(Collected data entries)
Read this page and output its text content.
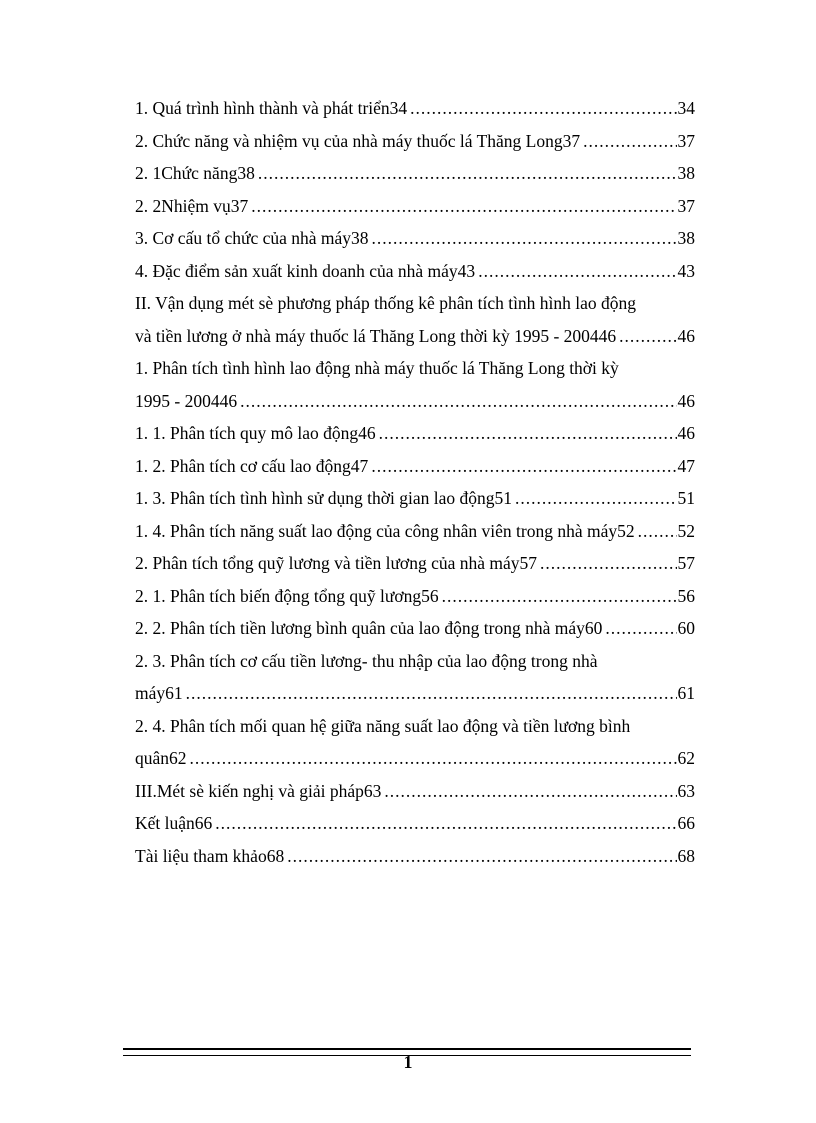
1. Quá trình hình thành và phát triển34 .....	34
2. Chức năng và nhiệm vụ của nhà máy thuốc lá Thăng Long37 .....	37
2. 1Chức năng38 .....	38
2. 2Nhiệm vụ37 .....	37
3. Cơ cấu tổ chức của nhà máy38 .....	38
4. Đặc điểm sản xuất kinh doanh của nhà máy43 .....	43
II. Vận dụng mét sè phương pháp thống kê phân tích tình hình lao động
và tiền lương ở nhà máy thuốc lá Thăng Long thời kỳ 1995 - 200446 .....	46
1. Phân tích tình hình lao động nhà máy thuốc lá Thăng Long thời kỳ
1995 - 200446 .....	46
1. 1. Phân tích quy mô lao động46 .....	46
1. 2. Phân tích cơ cấu lao động47 .....	47
1. 3. Phân tích tình hình sử dụng thời gian lao động51 .....	51
1. 4. Phân tích năng suất lao động của công nhân viên trong nhà máy52 ..... 52
2. Phân tích tổng quỹ lương và tiền lương của nhà máy57 .....	57
2. 1. Phân tích biến động tổng quỹ lương56 .....	56
2. 2. Phân tích tiền lương bình quân của lao động trong nhà máy60 .....	60
2. 3. Phân tích cơ cấu tiền lương- thu nhập của lao động trong nhà
máy61 .....	61
2. 4. Phân tích mối quan hệ giữa năng suất lao động và tiền lương bình
quân62 .....	62
III.Mét sè kiến nghị và giải pháp63 .....	63
Kết luận66 .....	66
Tài liệu tham khảo68 .....	68
1
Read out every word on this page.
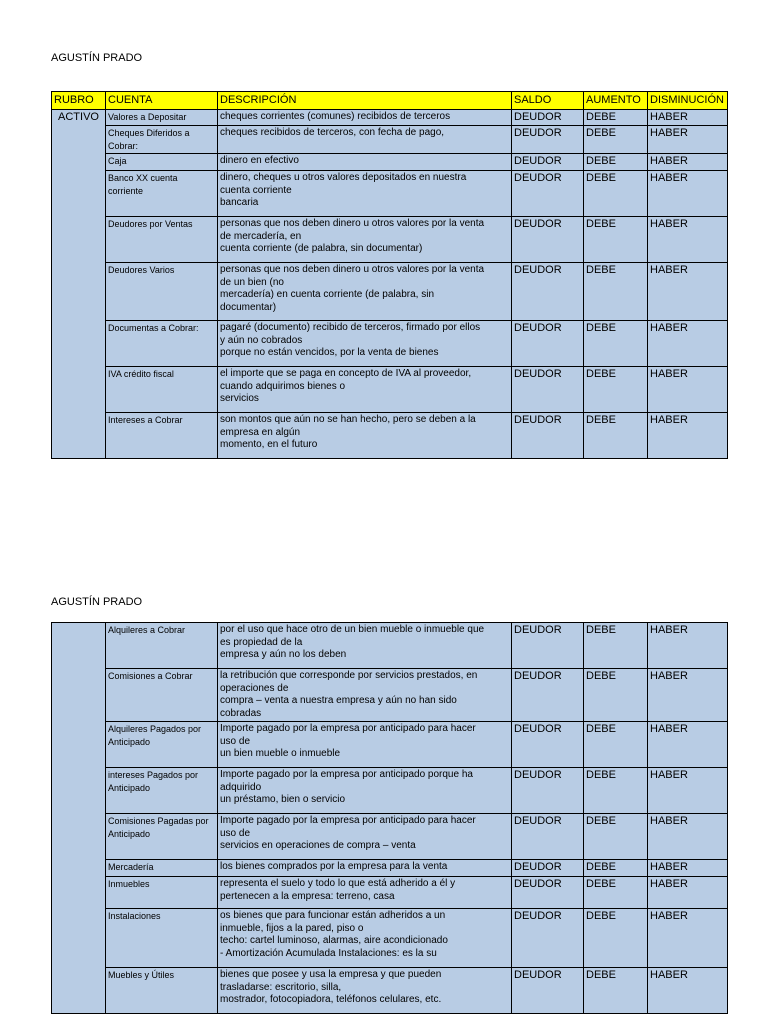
AGUSTÍN PRADO
RUBRO	CUENTA	DESCRIPCIÓN	SALDO	AUMENTO	DISMINUCIÓN
ACTIVO	Valores a Depositar	cheques corrientes (comunes) recibidos de terceros	DEUDOR	DEBE	HABER
	Cheques Diferidos a Cobrar:	cheques recibidos de terceros, con fecha de pago,	DEUDOR	DEBE	HABER
	Caja	dinero en efectivo	DEUDOR	DEBE	HABER
	Banco XX cuenta corriente	dinero, cheques u otros valores depositados en nuestra
cuenta corriente
bancaria	DEUDOR	DEBE	HABER
	Deudores por Ventas	personas que nos deben dinero u otros valores por la venta
de mercadería, en
cuenta corriente (de palabra, sin documentar)	DEUDOR	DEBE	HABER
	Deudores Varios	personas que nos deben dinero u otros valores por la venta
de un bien (no
mercadería) en cuenta corriente (de palabra, sin
documentar)	DEUDOR	DEBE	HABER
	Documentas a Cobrar:	pagaré (documento) recibido de terceros, firmado por ellos
y aún no cobrados
porque no están vencidos, por la venta de bienes	DEUDOR	DEBE	HABER
	IVA crédito fiscal	el importe que se paga en concepto de IVA al proveedor,
cuando adquirimos bienes o
servicios	DEUDOR	DEBE	HABER
	Intereses a Cobrar	son montos que aún no se han hecho, pero se deben a la
empresa en algún
momento, en el futuro	DEUDOR	DEBE	HABER
AGUSTÍN PRADO
	Alquileres a Cobrar	por el uso que hace otro de un bien mueble o inmueble que
es propiedad de la
empresa y aún no los deben	DEUDOR	DEBE	HABER
	Comisiones a Cobrar	la retribución que corresponde por servicios prestados, en
operaciones de
compra – venta a nuestra empresa y aún no han sido
cobradas	DEUDOR	DEBE	HABER
	Alquileres Pagados por Anticipado	Importe pagado por la empresa por anticipado para hacer
uso de
un bien mueble o inmueble	DEUDOR	DEBE	HABER
	intereses Pagados por Anticipado	Importe pagado por la empresa por anticipado porque ha
adquirido
un préstamo, bien o servicio	DEUDOR	DEBE	HABER
	Comisiones Pagadas por Anticipado	Importe pagado por la empresa por anticipado para hacer
uso de
servicios en operaciones de compra – venta	DEUDOR	DEBE	HABER
	Mercadería	los bienes comprados por la empresa para la venta	DEUDOR	DEBE	HABER
	Inmuebles	representa el suelo y todo lo que está adherido a él y
pertenecen a la empresa: terreno, casa	DEUDOR	DEBE	HABER
	Instalaciones	os bienes que para funcionar están adheridos a un
inmueble, fijos a la pared, piso o
techo: cartel luminoso, alarmas, aire acondicionado
- Amortización Acumulada Instalaciones: es la su	DEUDOR	DEBE	HABER
	Muebles y Útiles	bienes que posee y usa la empresa y que pueden
trasladarse: escritorio, silla,
mostrador, fotocopiadora, teléfonos celulares, etc.	DEUDOR	DEBE	HABER
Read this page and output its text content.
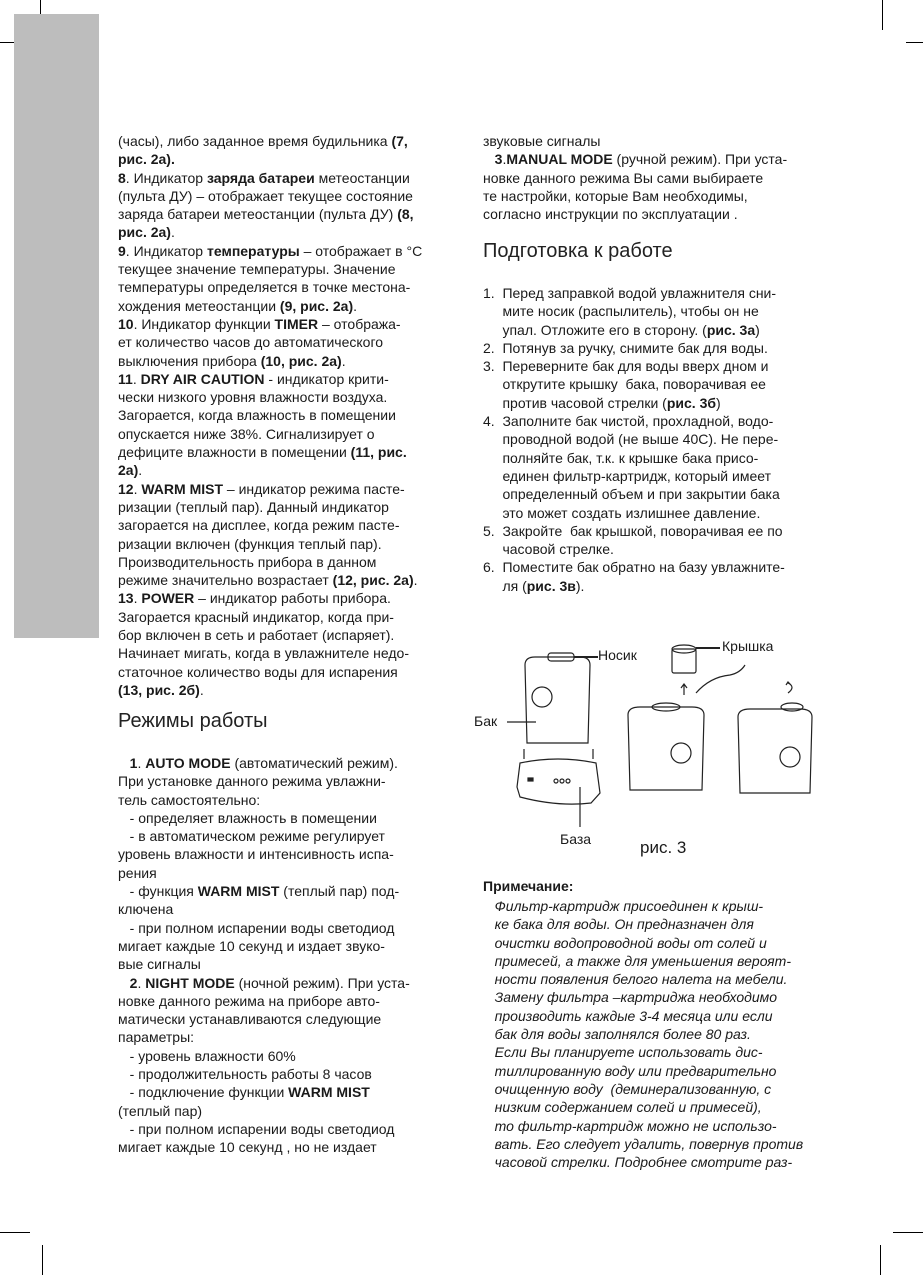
(часы), либо заданное время будильника (7,
рис. 2а).
8. Индикатор заряда батареи метеостанции
(пульта ДУ) – отображает текущее состояние
заряда батареи метеостанции (пульта ДУ) (8,
рис. 2а).
9. Индикатор температуры – отображает в °С
текущее значение температуры. Значение
температуры определяется в точке местона-
хождения метеостанции (9, рис. 2а).
10. Индикатор функции TIMER – отобража-
ет количество часов до автоматического
выключения прибора (10, рис. 2а).
11. DRY AIR CAUTION - индикатор крити-
чески низкого уровня влажности воздуха.
Загорается, когда влажность в помещении
опускается ниже 38%. Сигнализирует о
дефиците влажности в помещении (11, рис.
2а).
12. WARM MIST – индикатор режима пасте-
ризации (теплый пар). Данный индикатор
загорается на дисплее, когда режим пасте-
ризации включен (функция теплый пар).
Производительность прибора в данном
режиме значительно возрастает (12, рис. 2а).
13. POWER – индикатор работы прибора.
Загорается красный индикатор, когда при-
бор включен в сеть и работает (испаряет).
Начинает мигать, когда в увлажнителе недо-
статочное количество воды для испарения
(13, рис. 2б).
Режимы работы
1. AUTO MODE (автоматический режим).
При установке данного режима увлажни-
тель самостоятельно:
- определяет влажность в помещении
- в автоматическом режиме регулирует
уровень влажности и интенсивность испа-
рения
- функция WARM MIST (теплый пар) под-
ключена
- при полном испарении воды светодиод
мигает каждые 10 секунд и издает звуко-
вые сигналы
2. NIGHT MODE (ночной режим). При уста-
новке данного режима на приборе авто-
матически устанавливаются следующие
параметры:
- уровень влажности 60%
- продолжительность работы 8 часов
- подключение функции WARM MIST
(теплый пар)
- при полном испарении воды светодиод
мигает каждые 10 секунд , но не издает
звуковые сигналы
3.MANUAL MODE (ручной режим). При уста-
новке данного режима Вы сами выбираете
те настройки, которые Вам необходимы,
согласно инструкции по эксплуатации .
Подготовка к работе
1.  Перед заправкой водой увлажнителя сни-
мите носик (распылитель), чтобы он не
упал. Отложите его в сторону. (рис. 3а)
2.  Потянув за ручку, снимите бак для воды.
3.  Переверните бак для воды вверх дном и
открутите крышку  бака, поворачивая ее
против часовой стрелки (рис. 3б)
4.  Заполните бак чистой, прохладной, водо-
проводной водой (не выше 40С). Не пере-
полняйте бак, т.к. к крышке бака присо-
единен фильтр-картридж, который имеет
определенный объем и при закрытии бака
это может создать излишнее давление.
5.  Закройте  бак крышкой, поворачивая ее по
часовой стрелке.
6.  Поместите бак обратно на базу увлажните-
ля (рис. 3в).
Носик
Крышка
Бак
База	рис. 3
Примечание:
Фильтр-картридж присоединен к крыш-
ке бака для воды. Он предназначен для
очистки водопроводной воды от солей и
примесей, а также для уменьшения вероят-
ности появления белого налета на мебели.
Замену фильтра –картриджа необходимо
производить каждые 3-4 месяца или если
бак для воды заполнялся более 80 раз.
Если Вы планируете использовать дис-
тиллированную воду или предварительно
очищенную воду  (деминерализованную, с
низким содержанием солей и примесей),
то фильтр-картридж можно не использо-
вать. Его следует удалить, повернув против
часовой стрелки. Подробнее смотрите раз-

WRITTEN REQUEST: Give the data again exactly as written, with all pictures left out.

RESULT OF THE EXERCISE:
Read this page and output its text content.
1. Quá trình hình thành và phát triển34 .....	34
2. Chức năng và nhiệm vụ của nhà máy thuốc lá Thăng Long37 .....	37
2. 1Chức năng38 .....	38
2. 2Nhiệm vụ37 .....	37
3. Cơ cấu tổ chức của nhà máy38 .....	38
4. Đặc điểm sản xuất kinh doanh của nhà máy43 .....	43
II. Vận dụng mét sè phương pháp thống kê phân tích tình hình lao động
và tiền lương ở nhà máy thuốc lá Thăng Long thời kỳ 1995 - 200446 .....	46
1. Phân tích tình hình lao động nhà máy thuốc lá Thăng Long thời kỳ
1995 - 200446 .....	46
1. 1. Phân tích quy mô lao động46 .....	46
1. 2. Phân tích cơ cấu lao động47 .....	47
1. 3. Phân tích tình hình sử dụng thời gian lao động51 .....	51
1. 4. Phân tích năng suất lao động của công nhân viên trong nhà máy52 ..... 52
2. Phân tích tổng quỹ lương và tiền lương của nhà máy57 .....	57
2. 1. Phân tích biến động tổng quỹ lương56 .....	56
2. 2. Phân tích tiền lương bình quân của lao động trong nhà máy60 .....	60
2. 3. Phân tích cơ cấu tiền lương- thu nhập của lao động trong nhà
máy61 .....	61
2. 4. Phân tích mối quan hệ giữa năng suất lao động và tiền lương bình
quân62 .....	62
III.Mét sè kiến nghị và giải pháp63 .....	63
Kết luận66 .....	66
Tài liệu tham khảo68 .....	68
1
Read out every word on this page.
AGUSTÍN PRADO
RUBRO	CUENTA	DESCRIPCIÓN	SALDO	AUMENTO	DISMINUCIÓN
ACTIVO	Valores a Depositar	cheques corrientes (comunes) recibidos de terceros	DEUDOR	DEBE	HABER
	Cheques Diferidos a Cobrar:	cheques recibidos de terceros, con fecha de pago,	DEUDOR	DEBE	HABER
	Caja	dinero en efectivo	DEUDOR	DEBE	HABER
	Banco XX cuenta corriente	dinero, cheques u otros valores depositados en nuestra
cuenta corriente
bancaria	DEUDOR	DEBE	HABER
	Deudores por Ventas	personas que nos deben dinero u otros valores por la venta
de mercadería, en
cuenta corriente (de palabra, sin documentar)	DEUDOR	DEBE	HABER
	Deudores Varios	personas que nos deben dinero u otros valores por la venta
de un bien (no
mercadería) en cuenta corriente (de palabra, sin
documentar)	DEUDOR	DEBE	HABER
	Documentas a Cobrar:	pagaré (documento) recibido de terceros, firmado por ellos
y aún no cobrados
porque no están vencidos, por la venta de bienes	DEUDOR	DEBE	HABER
	IVA crédito fiscal	el importe que se paga en concepto de IVA al proveedor,
cuando adquirimos bienes o
servicios	DEUDOR	DEBE	HABER
	Intereses a Cobrar	son montos que aún no se han hecho, pero se deben a la
empresa en algún
momento, en el futuro	DEUDOR	DEBE	HABER
AGUSTÍN PRADO
	Alquileres a Cobrar	por el uso que hace otro de un bien mueble o inmueble que
es propiedad de la
empresa y aún no los deben	DEUDOR	DEBE	HABER
	Comisiones a Cobrar	la retribución que corresponde por servicios prestados, en
operaciones de
compra – venta a nuestra empresa y aún no han sido
cobradas	DEUDOR	DEBE	HABER
	Alquileres Pagados por Anticipado	Importe pagado por la empresa por anticipado para hacer
uso de
un bien mueble o inmueble	DEUDOR	DEBE	HABER
	intereses Pagados por Anticipado	Importe pagado por la empresa por anticipado porque ha
adquirido
un préstamo, bien o servicio	DEUDOR	DEBE	HABER
	Comisiones Pagadas por Anticipado	Importe pagado por la empresa por anticipado para hacer
uso de
servicios en operaciones de compra – venta	DEUDOR	DEBE	HABER
	Mercadería	los bienes comprados por la empresa para la venta	DEUDOR	DEBE	HABER
	Inmuebles	representa el suelo y todo lo que está adherido a él y
pertenecen a la empresa: terreno, casa	DEUDOR	DEBE	HABER
	Instalaciones	os bienes que para funcionar están adheridos a un
inmueble, fijos a la pared, piso o
techo: cartel luminoso, alarmas, aire acondicionado
- Amortización Acumulada Instalaciones: es la su	DEUDOR	DEBE	HABER
	Muebles y Útiles	bienes que posee y usa la empresa y que pueden
trasladarse: escritorio, silla,
mostrador, fotocopiadora, teléfonos celulares, etc.	DEUDOR	DEBE	HABER
Read this page and output its text content.
(часы), либо заданное время будильника (7,
рис. 2а).
8. Индикатор заряда батареи метеостанции
(пульта ДУ) – отображает текущее состояние
заряда батареи метеостанции (пульта ДУ) (8,
рис. 2а).
9. Индикатор температуры – отображает в °С
текущее значение температуры. Значение
температуры определяется в точке местона-
хождения метеостанции (9, рис. 2а).
10. Индикатор функции TIMER – отобража-
ет количество часов до автоматического
выключения прибора (10, рис. 2а).
11. DRY AIR CAUTION - индикатор крити-
чески низкого уровня влажности воздуха.
Загорается, когда влажность в помещении
опускается ниже 38%. Сигнализирует о
дефиците влажности в помещении (11, рис.
2а).
12. WARM MIST – индикатор режима пасте-
ризации (теплый пар). Данный индикатор
загорается на дисплее, когда режим пасте-
ризации включен (функция теплый пар).
Производительность прибора в данном
режиме значительно возрастает (12, рис. 2а).
13. POWER – индикатор работы прибора.
Загорается красный индикатор, когда при-
бор включен в сеть и работает (испаряет).
Начинает мигать, когда в увлажнителе недо-
статочное количество воды для испарения
(13, рис. 2б).
Режимы работы
1. AUTO MODE (автоматический режим).
При установке данного режима увлажни-
тель самостоятельно:
- определяет влажность в помещении
- в автоматическом режиме регулирует
уровень влажности и интенсивность испа-
рения
- функция WARM MIST (теплый пар) под-
ключена
- при полном испарении воды светодиод
мигает каждые 10 секунд и издает звуко-
вые сигналы
2. NIGHT MODE (ночной режим). При уста-
новке данного режима на приборе авто-
матически устанавливаются следующие
параметры:
- уровень влажности 60%
- продолжительность работы 8 часов
- подключение функции WARM MIST
(теплый пар)
- при полном испарении воды светодиод
мигает каждые 10 секунд , но не издает
звуковые сигналы
3.MANUAL MODE (ручной режим). При уста-
новке данного режима Вы сами выбираете
те настройки, которые Вам необходимы,
согласно инструкции по эксплуатации .
Подготовка к работе
1.  Перед заправкой водой увлажнителя сни-
мите носик (распылитель), чтобы он не
упал. Отложите его в сторону. (рис. 3а)
2.  Потянув за ручку, снимите бак для воды.
3.  Переверните бак для воды вверх дном и
открутите крышку  бака, поворачивая ее
против часовой стрелки (рис. 3б)
4.  Заполните бак чистой, прохладной, водо-
проводной водой (не выше 40С). Не пере-
полняйте бак, т.к. к крышке бака присо-
единен фильтр-картридж, который имеет
определенный объем и при закрытии бака
это может создать излишнее давление.
5.  Закройте  бак крышкой, поворачивая ее по
часовой стрелке.
6.  Поместите бак обратно на базу увлажните-
ля (рис. 3в).
Носик
Крышка
Бак
База	рис. 3
Примечание:
Фильтр-картридж присоединен к крыш-
ке бака для воды. Он предназначен для
очистки водопроводной воды от солей и
примесей, а также для уменьшения вероят-
ности появления белого налета на мебели.
Замену фильтра –картриджа необходимо
производить каждые 3-4 месяца или если
бак для воды заполнялся более 80 раз.
Если Вы планируете использовать дис-
тиллированную воду или предварительно
очищенную воду  (деминерализованную, с
низким содержанием солей и примесей),
то фильтр-картридж можно не использо-
вать. Его следует удалить, повернув против
часовой стрелки. Подробнее смотрите раз-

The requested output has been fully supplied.